___ Stored data ___
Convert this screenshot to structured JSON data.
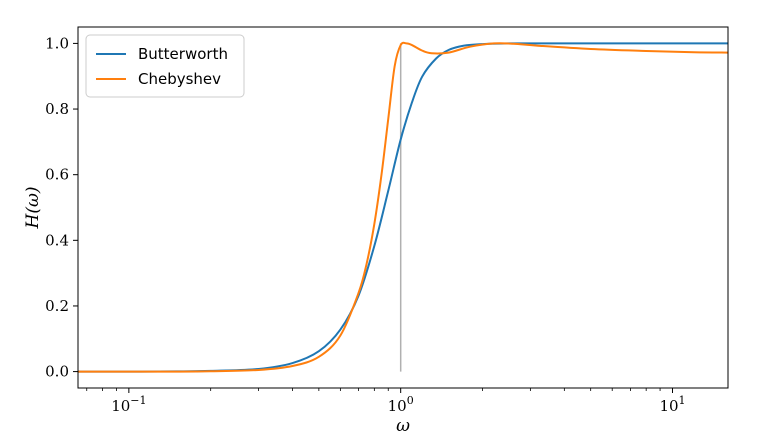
{
  "chart_data": {
    "type": "line",
    "xlabel": "ω",
    "ylabel": "H(ω)",
    "xscale": "log",
    "xlim": [
      0.065,
      16
    ],
    "ylim": [
      -0.05,
      1.05
    ],
    "grid": false,
    "legend_position": "top-left",
    "x_ticks": [
      {
        "value": 0.1,
        "base": "10",
        "exp": "−1"
      },
      {
        "value": 1,
        "base": "10",
        "exp": "0"
      },
      {
        "value": 10,
        "base": "10",
        "exp": "1"
      }
    ],
    "y_ticks": [
      {
        "value": 0.0,
        "label": "0.0"
      },
      {
        "value": 0.2,
        "label": "0.2"
      },
      {
        "value": 0.4,
        "label": "0.4"
      },
      {
        "value": 0.6,
        "label": "0.6"
      },
      {
        "value": 0.8,
        "label": "0.8"
      },
      {
        "value": 1.0,
        "label": "1.0"
      }
    ],
    "reference_line": {
      "x": 1,
      "y_range": [
        0,
        1
      ],
      "color": "#b0b0b0"
    },
    "series": [
      {
        "name": "Butterworth",
        "color": "#1f77b4",
        "x": [
          0.065,
          0.1,
          0.15,
          0.2,
          0.3,
          0.4,
          0.5,
          0.6,
          0.7,
          0.8,
          0.9,
          1.0,
          1.1,
          1.2,
          1.35,
          1.5,
          1.7,
          2.0,
          2.5,
          3,
          5,
          10,
          16
        ],
        "y": [
          0.0,
          0.0,
          0.0005,
          0.002,
          0.008,
          0.026,
          0.062,
          0.128,
          0.232,
          0.383,
          0.551,
          0.707,
          0.82,
          0.899,
          0.954,
          0.98,
          0.993,
          0.998,
          1.0,
          1.0,
          1.0,
          1.0,
          1.0
        ]
      },
      {
        "name": "Chebyshev",
        "color": "#ff7f0e",
        "x": [
          0.065,
          0.1,
          0.15,
          0.2,
          0.3,
          0.4,
          0.5,
          0.6,
          0.7,
          0.75,
          0.8,
          0.85,
          0.9,
          0.95,
          1.0,
          1.05,
          1.1,
          1.2,
          1.3,
          1.5,
          1.8,
          2.2,
          2.6,
          3.2,
          5,
          8,
          12,
          16
        ],
        "y": [
          0.0,
          0.0,
          0.0,
          0.001,
          0.005,
          0.017,
          0.045,
          0.11,
          0.24,
          0.33,
          0.45,
          0.6,
          0.77,
          0.93,
          0.995,
          1.0,
          0.995,
          0.978,
          0.97,
          0.972,
          0.99,
          1.0,
          0.999,
          0.993,
          0.983,
          0.977,
          0.973,
          0.972
        ]
      }
    ]
  }
}
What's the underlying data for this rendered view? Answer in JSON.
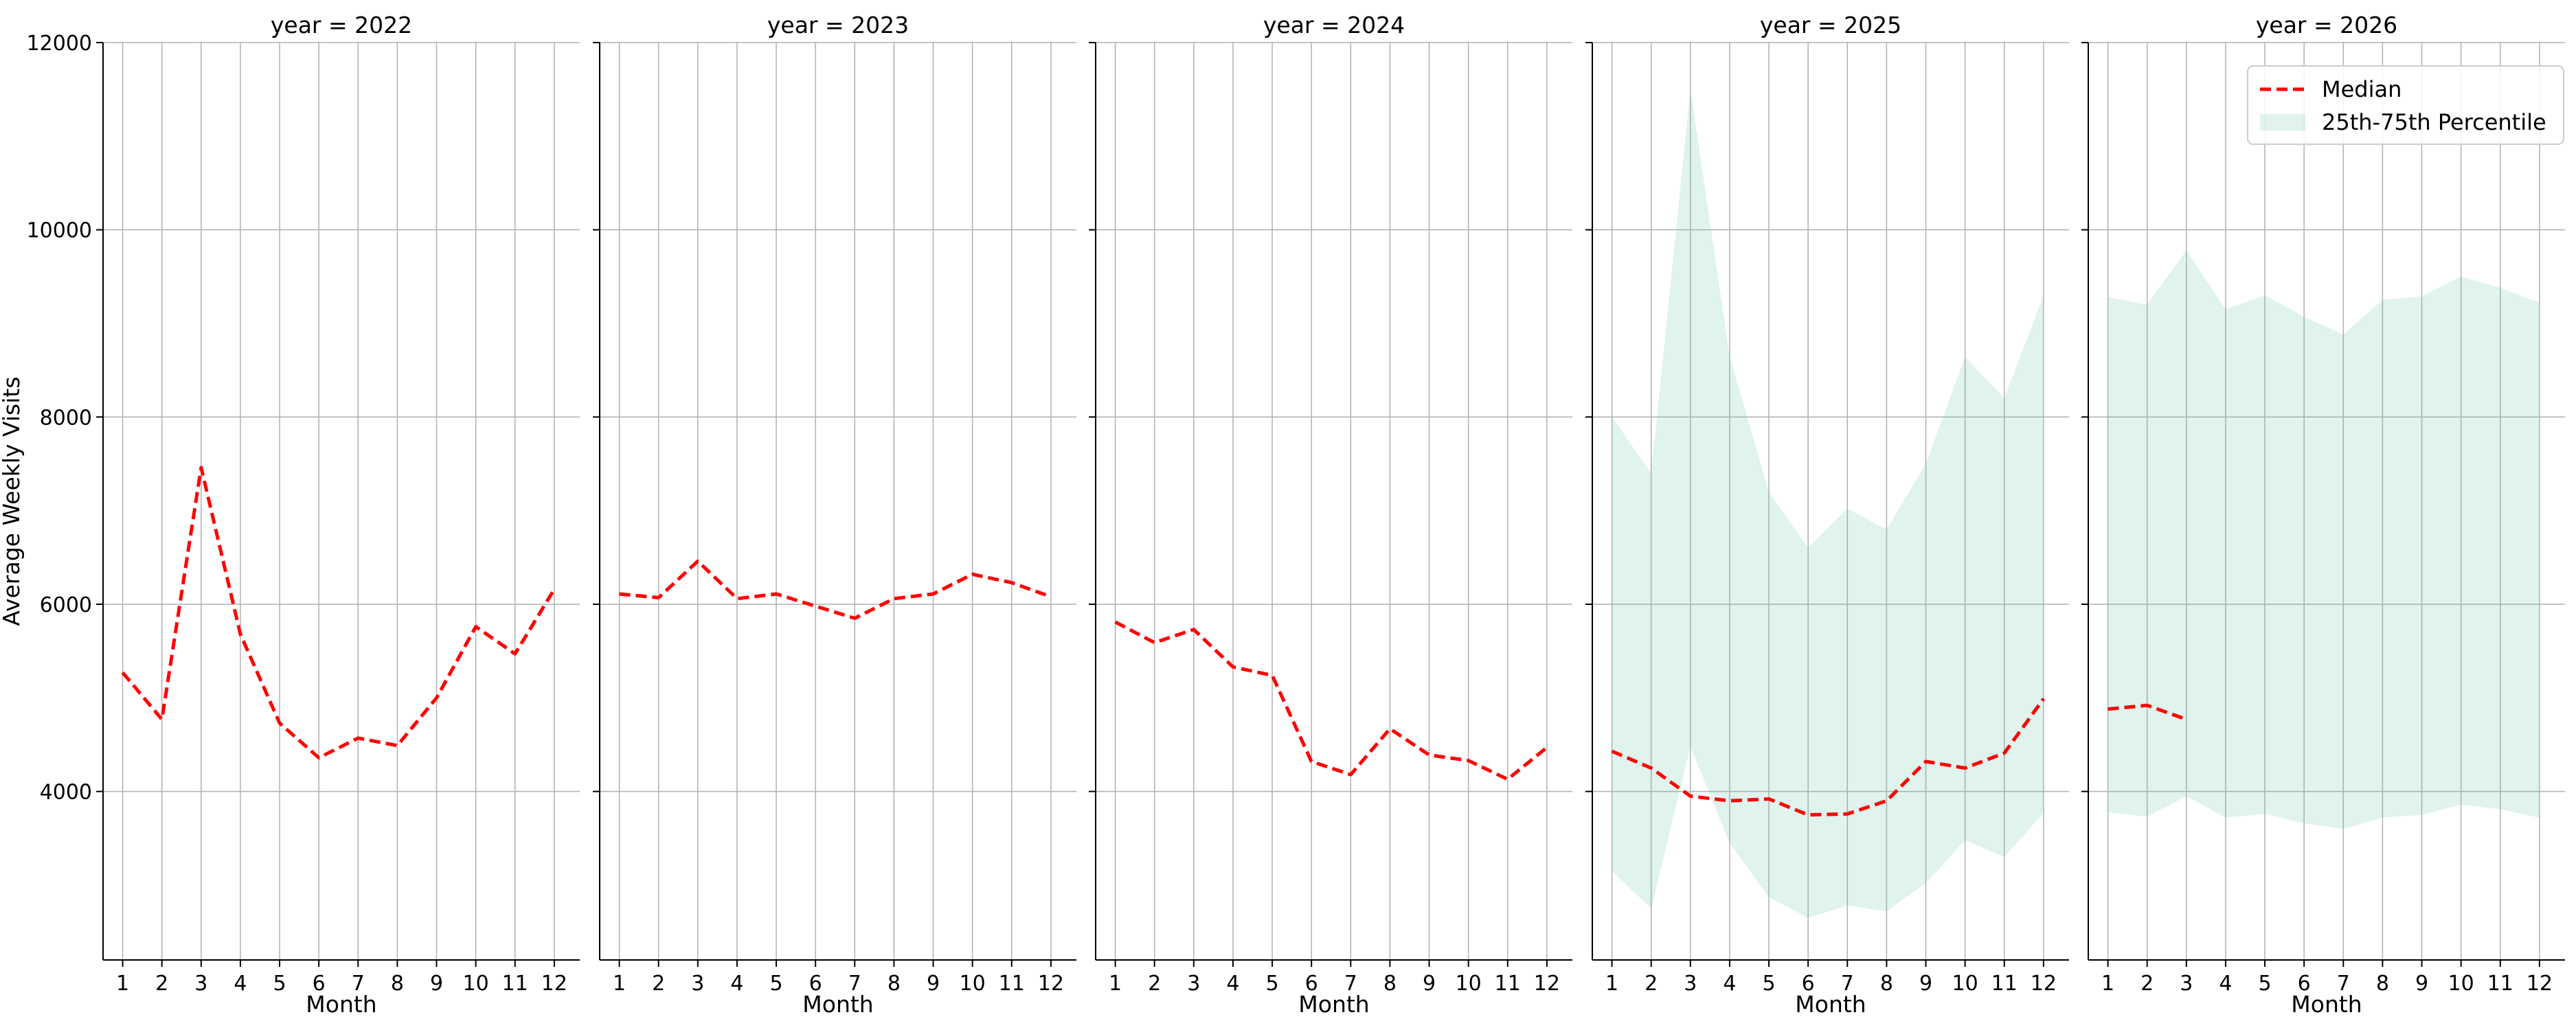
{
  "colors": {
    "median": "#ff0000",
    "band": "#66c2a5",
    "grid": "#b0b0b0",
    "axis": "#000000"
  },
  "legend": {
    "median_label": "Median",
    "band_label": "25th-75th Percentile",
    "placement": "upper right (last panel)"
  },
  "chart_data": {
    "type": "line",
    "facet_by": "year",
    "ylabel": "Average Weekly Visits",
    "xlabel": "Month",
    "ylim": [
      2200,
      12000
    ],
    "yticks": [
      4000,
      6000,
      8000,
      10000,
      12000
    ],
    "xticks": [
      1,
      2,
      3,
      4,
      5,
      6,
      7,
      8,
      9,
      10,
      11,
      12
    ],
    "xlim": [
      0.5,
      12.65
    ],
    "grid": true,
    "shared_y": true,
    "panels": [
      {
        "title": "year = 2022",
        "median": [
          5270,
          4770,
          7460,
          5680,
          4730,
          4360,
          4570,
          4490,
          5000,
          5760,
          5470,
          6160
        ],
        "p25": null,
        "p75": null
      },
      {
        "title": "year = 2023",
        "median": [
          6110,
          6070,
          6460,
          6060,
          6110,
          5980,
          5850,
          6060,
          6110,
          6320,
          6230,
          6080
        ],
        "p25": null,
        "p75": null
      },
      {
        "title": "year = 2024",
        "median": [
          5810,
          5590,
          5730,
          5330,
          5240,
          4320,
          4180,
          4670,
          4390,
          4330,
          4130,
          4470
        ],
        "p25": null,
        "p75": null
      },
      {
        "title": "year = 2025",
        "median": [
          4430,
          4250,
          3950,
          3900,
          3920,
          3750,
          3760,
          3900,
          4320,
          4250,
          4410,
          4990
        ],
        "p25": [
          3150,
          2750,
          4480,
          3450,
          2870,
          2650,
          2780,
          2720,
          3020,
          3480,
          3300,
          3770
        ],
        "p75": [
          8000,
          7400,
          11500,
          8650,
          7200,
          6600,
          7020,
          6800,
          7500,
          8640,
          8200,
          9300
        ]
      },
      {
        "title": "year = 2026",
        "median": [
          4880,
          4920,
          4770
        ],
        "p25": [
          3780,
          3730,
          3950,
          3720,
          3760,
          3660,
          3600,
          3720,
          3750,
          3860,
          3810,
          3720
        ],
        "p75": [
          9280,
          9200,
          9780,
          9150,
          9300,
          9070,
          8880,
          9250,
          9290,
          9500,
          9380,
          9220
        ]
      }
    ]
  }
}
___
(Written problem)
Excluding the pictures, restate the records above word for word.

(Answer to this problem)
Convert this screenshot to structured JSON data.
{
  "chart_data": {
    "type": "line",
    "xlabel": "ω",
    "ylabel": "H(ω)",
    "xscale": "log",
    "xlim": [
      0.065,
      16
    ],
    "ylim": [
      -0.05,
      1.05
    ],
    "grid": false,
    "legend_position": "top-left",
    "x_ticks": [
      {
        "value": 0.1,
        "base": "10",
        "exp": "−1"
      },
      {
        "value": 1,
        "base": "10",
        "exp": "0"
      },
      {
        "value": 10,
        "base": "10",
        "exp": "1"
      }
    ],
    "y_ticks": [
      {
        "value": 0.0,
        "label": "0.0"
      },
      {
        "value": 0.2,
        "label": "0.2"
      },
      {
        "value": 0.4,
        "label": "0.4"
      },
      {
        "value": 0.6,
        "label": "0.6"
      },
      {
        "value": 0.8,
        "label": "0.8"
      },
      {
        "value": 1.0,
        "label": "1.0"
      }
    ],
    "reference_line": {
      "x": 1,
      "y_range": [
        0,
        1
      ],
      "color": "#b0b0b0"
    },
    "series": [
      {
        "name": "Butterworth",
        "color": "#1f77b4",
        "x": [
          0.065,
          0.1,
          0.15,
          0.2,
          0.3,
          0.4,
          0.5,
          0.6,
          0.7,
          0.8,
          0.9,
          1.0,
          1.1,
          1.2,
          1.35,
          1.5,
          1.7,
          2.0,
          2.5,
          3,
          5,
          10,
          16
        ],
        "y": [
          0.0,
          0.0,
          0.0005,
          0.002,
          0.008,
          0.026,
          0.062,
          0.128,
          0.232,
          0.383,
          0.551,
          0.707,
          0.82,
          0.899,
          0.954,
          0.98,
          0.993,
          0.998,
          1.0,
          1.0,
          1.0,
          1.0,
          1.0
        ]
      },
      {
        "name": "Chebyshev",
        "color": "#ff7f0e",
        "x": [
          0.065,
          0.1,
          0.15,
          0.2,
          0.3,
          0.4,
          0.5,
          0.6,
          0.7,
          0.75,
          0.8,
          0.85,
          0.9,
          0.95,
          1.0,
          1.05,
          1.1,
          1.2,
          1.3,
          1.5,
          1.8,
          2.2,
          2.6,
          3.2,
          5,
          8,
          12,
          16
        ],
        "y": [
          0.0,
          0.0,
          0.0,
          0.001,
          0.005,
          0.017,
          0.045,
          0.11,
          0.24,
          0.33,
          0.45,
          0.6,
          0.77,
          0.93,
          0.995,
          1.0,
          0.995,
          0.978,
          0.97,
          0.972,
          0.99,
          1.0,
          0.999,
          0.993,
          0.983,
          0.977,
          0.973,
          0.972
        ]
      }
    ]
  }
}
What's the underlying data for this rendered view? Answer in JSON.
{
  "colors": {
    "median": "#ff0000",
    "band": "#66c2a5",
    "grid": "#b0b0b0",
    "axis": "#000000"
  },
  "legend": {
    "median_label": "Median",
    "band_label": "25th-75th Percentile",
    "placement": "upper right (last panel)"
  },
  "chart_data": {
    "type": "line",
    "facet_by": "year",
    "ylabel": "Average Weekly Visits",
    "xlabel": "Month",
    "ylim": [
      2200,
      12000
    ],
    "yticks": [
      4000,
      6000,
      8000,
      10000,
      12000
    ],
    "xticks": [
      1,
      2,
      3,
      4,
      5,
      6,
      7,
      8,
      9,
      10,
      11,
      12
    ],
    "xlim": [
      0.5,
      12.65
    ],
    "grid": true,
    "shared_y": true,
    "panels": [
      {
        "title": "year = 2022",
        "median": [
          5270,
          4770,
          7460,
          5680,
          4730,
          4360,
          4570,
          4490,
          5000,
          5760,
          5470,
          6160
        ],
        "p25": null,
        "p75": null
      },
      {
        "title": "year = 2023",
        "median": [
          6110,
          6070,
          6460,
          6060,
          6110,
          5980,
          5850,
          6060,
          6110,
          6320,
          6230,
          6080
        ],
        "p25": null,
        "p75": null
      },
      {
        "title": "year = 2024",
        "median": [
          5810,
          5590,
          5730,
          5330,
          5240,
          4320,
          4180,
          4670,
          4390,
          4330,
          4130,
          4470
        ],
        "p25": null,
        "p75": null
      },
      {
        "title": "year = 2025",
        "median": [
          4430,
          4250,
          3950,
          3900,
          3920,
          3750,
          3760,
          3900,
          4320,
          4250,
          4410,
          4990
        ],
        "p25": [
          3150,
          2750,
          4480,
          3450,
          2870,
          2650,
          2780,
          2720,
          3020,
          3480,
          3300,
          3770
        ],
        "p75": [
          8000,
          7400,
          11500,
          8650,
          7200,
          6600,
          7020,
          6800,
          7500,
          8640,
          8200,
          9300
        ]
      },
      {
        "title": "year = 2026",
        "median": [
          4880,
          4920,
          4770
        ],
        "p25": [
          3780,
          3730,
          3950,
          3720,
          3760,
          3660,
          3600,
          3720,
          3750,
          3860,
          3810,
          3720
        ],
        "p75": [
          9280,
          9200,
          9780,
          9150,
          9300,
          9070,
          8880,
          9250,
          9290,
          9500,
          9380,
          9220
        ]
      }
    ]
  }
}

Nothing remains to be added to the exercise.